= Record excerpts =
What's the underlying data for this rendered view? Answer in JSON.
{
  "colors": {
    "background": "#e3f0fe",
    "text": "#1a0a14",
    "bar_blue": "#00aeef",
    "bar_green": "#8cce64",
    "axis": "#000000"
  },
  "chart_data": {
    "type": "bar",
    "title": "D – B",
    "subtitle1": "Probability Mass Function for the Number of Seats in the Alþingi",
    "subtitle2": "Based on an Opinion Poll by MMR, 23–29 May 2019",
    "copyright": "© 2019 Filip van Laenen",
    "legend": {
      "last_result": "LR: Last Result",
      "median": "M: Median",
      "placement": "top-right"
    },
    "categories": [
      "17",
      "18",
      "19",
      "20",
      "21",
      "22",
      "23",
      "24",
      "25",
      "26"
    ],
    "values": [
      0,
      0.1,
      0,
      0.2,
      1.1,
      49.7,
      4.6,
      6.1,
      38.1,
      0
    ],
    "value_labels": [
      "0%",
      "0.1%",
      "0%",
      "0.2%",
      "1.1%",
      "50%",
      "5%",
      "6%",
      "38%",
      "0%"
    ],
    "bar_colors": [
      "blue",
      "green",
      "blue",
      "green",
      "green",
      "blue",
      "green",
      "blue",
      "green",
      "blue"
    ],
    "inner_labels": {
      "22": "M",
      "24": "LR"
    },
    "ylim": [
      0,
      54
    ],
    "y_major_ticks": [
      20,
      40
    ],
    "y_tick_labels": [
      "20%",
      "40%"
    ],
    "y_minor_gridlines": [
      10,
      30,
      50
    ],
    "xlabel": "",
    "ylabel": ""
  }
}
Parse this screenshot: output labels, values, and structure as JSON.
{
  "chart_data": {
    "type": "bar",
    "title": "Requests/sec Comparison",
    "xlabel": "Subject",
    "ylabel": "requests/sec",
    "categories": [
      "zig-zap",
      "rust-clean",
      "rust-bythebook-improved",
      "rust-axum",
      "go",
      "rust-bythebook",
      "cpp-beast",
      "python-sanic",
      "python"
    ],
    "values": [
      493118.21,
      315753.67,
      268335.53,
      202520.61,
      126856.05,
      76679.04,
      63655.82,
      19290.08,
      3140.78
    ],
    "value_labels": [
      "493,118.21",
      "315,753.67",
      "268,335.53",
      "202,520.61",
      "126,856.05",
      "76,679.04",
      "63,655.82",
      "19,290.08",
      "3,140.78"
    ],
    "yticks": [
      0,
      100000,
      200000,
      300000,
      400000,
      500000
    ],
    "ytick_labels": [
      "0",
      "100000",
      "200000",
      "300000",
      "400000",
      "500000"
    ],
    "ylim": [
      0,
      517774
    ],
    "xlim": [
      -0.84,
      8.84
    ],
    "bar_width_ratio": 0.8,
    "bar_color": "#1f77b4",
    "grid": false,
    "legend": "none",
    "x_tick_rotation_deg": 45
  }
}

= Directive =
Provide an exact reproduction of all the entries shown above.

= Solution to the exercise =
What's the underlying data for this rendered view? Answer in JSON.
{
  "colors": {
    "background": "#e3f0fe",
    "text": "#1a0a14",
    "bar_blue": "#00aeef",
    "bar_green": "#8cce64",
    "axis": "#000000"
  },
  "chart_data": {
    "type": "bar",
    "title": "D – B",
    "subtitle1": "Probability Mass Function for the Number of Seats in the Alþingi",
    "subtitle2": "Based on an Opinion Poll by MMR, 23–29 May 2019",
    "copyright": "© 2019 Filip van Laenen",
    "legend": {
      "last_result": "LR: Last Result",
      "median": "M: Median",
      "placement": "top-right"
    },
    "categories": [
      "17",
      "18",
      "19",
      "20",
      "21",
      "22",
      "23",
      "24",
      "25",
      "26"
    ],
    "values": [
      0,
      0.1,
      0,
      0.2,
      1.1,
      49.7,
      4.6,
      6.1,
      38.1,
      0
    ],
    "value_labels": [
      "0%",
      "0.1%",
      "0%",
      "0.2%",
      "1.1%",
      "50%",
      "5%",
      "6%",
      "38%",
      "0%"
    ],
    "bar_colors": [
      "blue",
      "green",
      "blue",
      "green",
      "green",
      "blue",
      "green",
      "blue",
      "green",
      "blue"
    ],
    "inner_labels": {
      "22": "M",
      "24": "LR"
    },
    "ylim": [
      0,
      54
    ],
    "y_major_ticks": [
      20,
      40
    ],
    "y_tick_labels": [
      "20%",
      "40%"
    ],
    "y_minor_gridlines": [
      10,
      30,
      50
    ],
    "xlabel": "",
    "ylabel": ""
  }
}
Parse this screenshot: output labels, values, and structure as JSON.
{
  "chart_data": {
    "type": "bar",
    "title": "Requests/sec Comparison",
    "xlabel": "Subject",
    "ylabel": "requests/sec",
    "categories": [
      "zig-zap",
      "rust-clean",
      "rust-bythebook-improved",
      "rust-axum",
      "go",
      "rust-bythebook",
      "cpp-beast",
      "python-sanic",
      "python"
    ],
    "values": [
      493118.21,
      315753.67,
      268335.53,
      202520.61,
      126856.05,
      76679.04,
      63655.82,
      19290.08,
      3140.78
    ],
    "value_labels": [
      "493,118.21",
      "315,753.67",
      "268,335.53",
      "202,520.61",
      "126,856.05",
      "76,679.04",
      "63,655.82",
      "19,290.08",
      "3,140.78"
    ],
    "yticks": [
      0,
      100000,
      200000,
      300000,
      400000,
      500000
    ],
    "ytick_labels": [
      "0",
      "100000",
      "200000",
      "300000",
      "400000",
      "500000"
    ],
    "ylim": [
      0,
      517774
    ],
    "xlim": [
      -0.84,
      8.84
    ],
    "bar_width_ratio": 0.8,
    "bar_color": "#1f77b4",
    "grid": false,
    "legend": "none",
    "x_tick_rotation_deg": 45
  }
}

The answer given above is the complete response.